DATA FOR PROCESSING:

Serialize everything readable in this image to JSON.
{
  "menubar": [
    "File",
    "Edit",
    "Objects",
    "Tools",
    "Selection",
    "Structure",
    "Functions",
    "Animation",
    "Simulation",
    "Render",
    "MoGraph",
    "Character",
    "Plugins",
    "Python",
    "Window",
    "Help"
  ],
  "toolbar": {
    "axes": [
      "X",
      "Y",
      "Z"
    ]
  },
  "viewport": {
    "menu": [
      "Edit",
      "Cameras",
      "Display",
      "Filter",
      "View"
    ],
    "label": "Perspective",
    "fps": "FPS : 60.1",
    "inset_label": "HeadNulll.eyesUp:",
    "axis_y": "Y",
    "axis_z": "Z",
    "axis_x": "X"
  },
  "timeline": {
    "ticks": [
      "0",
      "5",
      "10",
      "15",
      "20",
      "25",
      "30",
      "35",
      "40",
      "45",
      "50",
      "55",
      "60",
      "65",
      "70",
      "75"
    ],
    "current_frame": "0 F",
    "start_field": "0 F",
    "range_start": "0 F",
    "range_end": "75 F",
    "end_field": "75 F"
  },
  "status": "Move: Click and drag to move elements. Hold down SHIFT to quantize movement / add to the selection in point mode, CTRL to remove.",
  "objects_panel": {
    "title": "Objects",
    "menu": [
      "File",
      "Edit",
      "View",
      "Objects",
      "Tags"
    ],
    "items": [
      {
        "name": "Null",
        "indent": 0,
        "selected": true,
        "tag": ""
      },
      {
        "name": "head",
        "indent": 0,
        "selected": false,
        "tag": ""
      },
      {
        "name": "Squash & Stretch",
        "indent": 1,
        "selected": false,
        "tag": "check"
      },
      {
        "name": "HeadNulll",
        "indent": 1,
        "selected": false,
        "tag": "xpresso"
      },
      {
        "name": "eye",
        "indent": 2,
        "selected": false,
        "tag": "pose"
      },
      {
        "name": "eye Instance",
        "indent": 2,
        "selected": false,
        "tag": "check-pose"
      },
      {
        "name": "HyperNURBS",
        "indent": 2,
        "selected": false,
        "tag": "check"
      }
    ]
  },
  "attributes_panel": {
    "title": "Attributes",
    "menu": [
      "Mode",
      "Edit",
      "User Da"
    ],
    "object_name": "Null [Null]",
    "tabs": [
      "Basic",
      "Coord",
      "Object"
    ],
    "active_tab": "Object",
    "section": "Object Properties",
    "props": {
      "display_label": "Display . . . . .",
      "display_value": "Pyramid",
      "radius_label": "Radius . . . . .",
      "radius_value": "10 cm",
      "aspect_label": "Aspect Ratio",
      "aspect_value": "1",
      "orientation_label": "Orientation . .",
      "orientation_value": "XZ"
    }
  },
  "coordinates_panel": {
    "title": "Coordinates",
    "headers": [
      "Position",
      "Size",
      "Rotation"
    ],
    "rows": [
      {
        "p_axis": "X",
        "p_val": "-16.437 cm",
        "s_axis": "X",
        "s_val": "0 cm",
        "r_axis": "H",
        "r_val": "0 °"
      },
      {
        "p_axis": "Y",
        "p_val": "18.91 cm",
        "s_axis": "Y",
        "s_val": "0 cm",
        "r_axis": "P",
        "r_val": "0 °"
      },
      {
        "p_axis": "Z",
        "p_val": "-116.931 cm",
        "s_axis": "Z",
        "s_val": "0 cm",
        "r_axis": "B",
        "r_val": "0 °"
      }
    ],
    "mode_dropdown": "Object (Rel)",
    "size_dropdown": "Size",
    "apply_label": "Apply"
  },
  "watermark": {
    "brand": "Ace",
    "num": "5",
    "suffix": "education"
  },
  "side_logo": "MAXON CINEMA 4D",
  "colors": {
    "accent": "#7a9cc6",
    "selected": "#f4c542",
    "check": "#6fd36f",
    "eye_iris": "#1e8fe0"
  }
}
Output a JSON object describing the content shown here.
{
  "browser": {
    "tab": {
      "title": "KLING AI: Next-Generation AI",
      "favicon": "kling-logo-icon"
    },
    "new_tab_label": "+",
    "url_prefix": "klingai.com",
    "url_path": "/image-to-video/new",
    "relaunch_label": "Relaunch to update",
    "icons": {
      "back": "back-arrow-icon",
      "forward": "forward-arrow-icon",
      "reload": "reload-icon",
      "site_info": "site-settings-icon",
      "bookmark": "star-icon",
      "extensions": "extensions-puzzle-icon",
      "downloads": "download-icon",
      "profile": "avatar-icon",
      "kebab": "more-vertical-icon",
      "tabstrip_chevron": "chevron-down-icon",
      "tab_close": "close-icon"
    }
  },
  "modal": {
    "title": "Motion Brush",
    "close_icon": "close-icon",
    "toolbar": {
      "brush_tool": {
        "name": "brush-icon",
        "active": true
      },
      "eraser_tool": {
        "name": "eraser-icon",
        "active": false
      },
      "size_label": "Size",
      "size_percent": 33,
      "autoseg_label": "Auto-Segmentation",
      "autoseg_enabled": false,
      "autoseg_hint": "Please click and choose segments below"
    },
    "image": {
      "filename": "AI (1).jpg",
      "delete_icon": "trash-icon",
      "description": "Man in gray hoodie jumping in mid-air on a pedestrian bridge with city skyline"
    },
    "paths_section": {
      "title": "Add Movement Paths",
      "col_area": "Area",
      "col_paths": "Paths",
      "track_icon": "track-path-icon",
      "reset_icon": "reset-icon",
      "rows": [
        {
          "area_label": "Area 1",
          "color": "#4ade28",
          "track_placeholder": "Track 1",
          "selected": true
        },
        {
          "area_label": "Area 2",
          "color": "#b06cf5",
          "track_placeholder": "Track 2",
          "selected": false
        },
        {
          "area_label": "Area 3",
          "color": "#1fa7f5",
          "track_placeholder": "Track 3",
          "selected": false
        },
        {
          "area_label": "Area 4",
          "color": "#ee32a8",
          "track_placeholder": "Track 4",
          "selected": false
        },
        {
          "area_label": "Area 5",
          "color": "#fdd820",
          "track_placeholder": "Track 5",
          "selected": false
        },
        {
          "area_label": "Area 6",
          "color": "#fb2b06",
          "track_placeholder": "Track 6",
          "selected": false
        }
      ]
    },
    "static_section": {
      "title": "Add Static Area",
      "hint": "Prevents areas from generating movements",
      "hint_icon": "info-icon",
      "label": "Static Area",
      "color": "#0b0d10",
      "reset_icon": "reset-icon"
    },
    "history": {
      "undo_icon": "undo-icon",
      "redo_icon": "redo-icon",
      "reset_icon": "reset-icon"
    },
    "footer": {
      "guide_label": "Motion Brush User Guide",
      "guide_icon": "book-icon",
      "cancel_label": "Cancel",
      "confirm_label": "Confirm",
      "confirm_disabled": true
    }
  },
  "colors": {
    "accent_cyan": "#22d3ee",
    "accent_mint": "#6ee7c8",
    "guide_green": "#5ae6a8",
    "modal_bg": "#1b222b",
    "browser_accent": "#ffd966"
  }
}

TASK DETAILS: Emit the full listing verbatim.

RESULT:
Serialize everything readable in this image to JSON.
{
  "menubar": [
    "File",
    "Edit",
    "Objects",
    "Tools",
    "Selection",
    "Structure",
    "Functions",
    "Animation",
    "Simulation",
    "Render",
    "MoGraph",
    "Character",
    "Plugins",
    "Python",
    "Window",
    "Help"
  ],
  "toolbar": {
    "axes": [
      "X",
      "Y",
      "Z"
    ]
  },
  "viewport": {
    "menu": [
      "Edit",
      "Cameras",
      "Display",
      "Filter",
      "View"
    ],
    "label": "Perspective",
    "fps": "FPS : 60.1",
    "inset_label": "HeadNulll.eyesUp:",
    "axis_y": "Y",
    "axis_z": "Z",
    "axis_x": "X"
  },
  "timeline": {
    "ticks": [
      "0",
      "5",
      "10",
      "15",
      "20",
      "25",
      "30",
      "35",
      "40",
      "45",
      "50",
      "55",
      "60",
      "65",
      "70",
      "75"
    ],
    "current_frame": "0 F",
    "start_field": "0 F",
    "range_start": "0 F",
    "range_end": "75 F",
    "end_field": "75 F"
  },
  "status": "Move: Click and drag to move elements. Hold down SHIFT to quantize movement / add to the selection in point mode, CTRL to remove.",
  "objects_panel": {
    "title": "Objects",
    "menu": [
      "File",
      "Edit",
      "View",
      "Objects",
      "Tags"
    ],
    "items": [
      {
        "name": "Null",
        "indent": 0,
        "selected": true,
        "tag": ""
      },
      {
        "name": "head",
        "indent": 0,
        "selected": false,
        "tag": ""
      },
      {
        "name": "Squash & Stretch",
        "indent": 1,
        "selected": false,
        "tag": "check"
      },
      {
        "name": "HeadNulll",
        "indent": 1,
        "selected": false,
        "tag": "xpresso"
      },
      {
        "name": "eye",
        "indent": 2,
        "selected": false,
        "tag": "pose"
      },
      {
        "name": "eye Instance",
        "indent": 2,
        "selected": false,
        "tag": "check-pose"
      },
      {
        "name": "HyperNURBS",
        "indent": 2,
        "selected": false,
        "tag": "check"
      }
    ]
  },
  "attributes_panel": {
    "title": "Attributes",
    "menu": [
      "Mode",
      "Edit",
      "User Da"
    ],
    "object_name": "Null [Null]",
    "tabs": [
      "Basic",
      "Coord",
      "Object"
    ],
    "active_tab": "Object",
    "section": "Object Properties",
    "props": {
      "display_label": "Display . . . . .",
      "display_value": "Pyramid",
      "radius_label": "Radius . . . . .",
      "radius_value": "10 cm",
      "aspect_label": "Aspect Ratio",
      "aspect_value": "1",
      "orientation_label": "Orientation . .",
      "orientation_value": "XZ"
    }
  },
  "coordinates_panel": {
    "title": "Coordinates",
    "headers": [
      "Position",
      "Size",
      "Rotation"
    ],
    "rows": [
      {
        "p_axis": "X",
        "p_val": "-16.437 cm",
        "s_axis": "X",
        "s_val": "0 cm",
        "r_axis": "H",
        "r_val": "0 °"
      },
      {
        "p_axis": "Y",
        "p_val": "18.91 cm",
        "s_axis": "Y",
        "s_val": "0 cm",
        "r_axis": "P",
        "r_val": "0 °"
      },
      {
        "p_axis": "Z",
        "p_val": "-116.931 cm",
        "s_axis": "Z",
        "s_val": "0 cm",
        "r_axis": "B",
        "r_val": "0 °"
      }
    ],
    "mode_dropdown": "Object (Rel)",
    "size_dropdown": "Size",
    "apply_label": "Apply"
  },
  "watermark": {
    "brand": "Ace",
    "num": "5",
    "suffix": "education"
  },
  "side_logo": "MAXON CINEMA 4D",
  "colors": {
    "accent": "#7a9cc6",
    "selected": "#f4c542",
    "check": "#6fd36f",
    "eye_iris": "#1e8fe0"
  }
}
Output a JSON object describing the content shown here.
{
  "browser": {
    "tab": {
      "title": "KLING AI: Next-Generation AI",
      "favicon": "kling-logo-icon"
    },
    "new_tab_label": "+",
    "url_prefix": "klingai.com",
    "url_path": "/image-to-video/new",
    "relaunch_label": "Relaunch to update",
    "icons": {
      "back": "back-arrow-icon",
      "forward": "forward-arrow-icon",
      "reload": "reload-icon",
      "site_info": "site-settings-icon",
      "bookmark": "star-icon",
      "extensions": "extensions-puzzle-icon",
      "downloads": "download-icon",
      "profile": "avatar-icon",
      "kebab": "more-vertical-icon",
      "tabstrip_chevron": "chevron-down-icon",
      "tab_close": "close-icon"
    }
  },
  "modal": {
    "title": "Motion Brush",
    "close_icon": "close-icon",
    "toolbar": {
      "brush_tool": {
        "name": "brush-icon",
        "active": true
      },
      "eraser_tool": {
        "name": "eraser-icon",
        "active": false
      },
      "size_label": "Size",
      "size_percent": 33,
      "autoseg_label": "Auto-Segmentation",
      "autoseg_enabled": false,
      "autoseg_hint": "Please click and choose segments below"
    },
    "image": {
      "filename": "AI (1).jpg",
      "delete_icon": "trash-icon",
      "description": "Man in gray hoodie jumping in mid-air on a pedestrian bridge with city skyline"
    },
    "paths_section": {
      "title": "Add Movement Paths",
      "col_area": "Area",
      "col_paths": "Paths",
      "track_icon": "track-path-icon",
      "reset_icon": "reset-icon",
      "rows": [
        {
          "area_label": "Area 1",
          "color": "#4ade28",
          "track_placeholder": "Track 1",
          "selected": true
        },
        {
          "area_label": "Area 2",
          "color": "#b06cf5",
          "track_placeholder": "Track 2",
          "selected": false
        },
        {
          "area_label": "Area 3",
          "color": "#1fa7f5",
          "track_placeholder": "Track 3",
          "selected": false
        },
        {
          "area_label": "Area 4",
          "color": "#ee32a8",
          "track_placeholder": "Track 4",
          "selected": false
        },
        {
          "area_label": "Area 5",
          "color": "#fdd820",
          "track_placeholder": "Track 5",
          "selected": false
        },
        {
          "area_label": "Area 6",
          "color": "#fb2b06",
          "track_placeholder": "Track 6",
          "selected": false
        }
      ]
    },
    "static_section": {
      "title": "Add Static Area",
      "hint": "Prevents areas from generating movements",
      "hint_icon": "info-icon",
      "label": "Static Area",
      "color": "#0b0d10",
      "reset_icon": "reset-icon"
    },
    "history": {
      "undo_icon": "undo-icon",
      "redo_icon": "redo-icon",
      "reset_icon": "reset-icon"
    },
    "footer": {
      "guide_label": "Motion Brush User Guide",
      "guide_icon": "book-icon",
      "cancel_label": "Cancel",
      "confirm_label": "Confirm",
      "confirm_disabled": true
    }
  },
  "colors": {
    "accent_cyan": "#22d3ee",
    "accent_mint": "#6ee7c8",
    "guide_green": "#5ae6a8",
    "modal_bg": "#1b222b",
    "browser_accent": "#ffd966"
  }
}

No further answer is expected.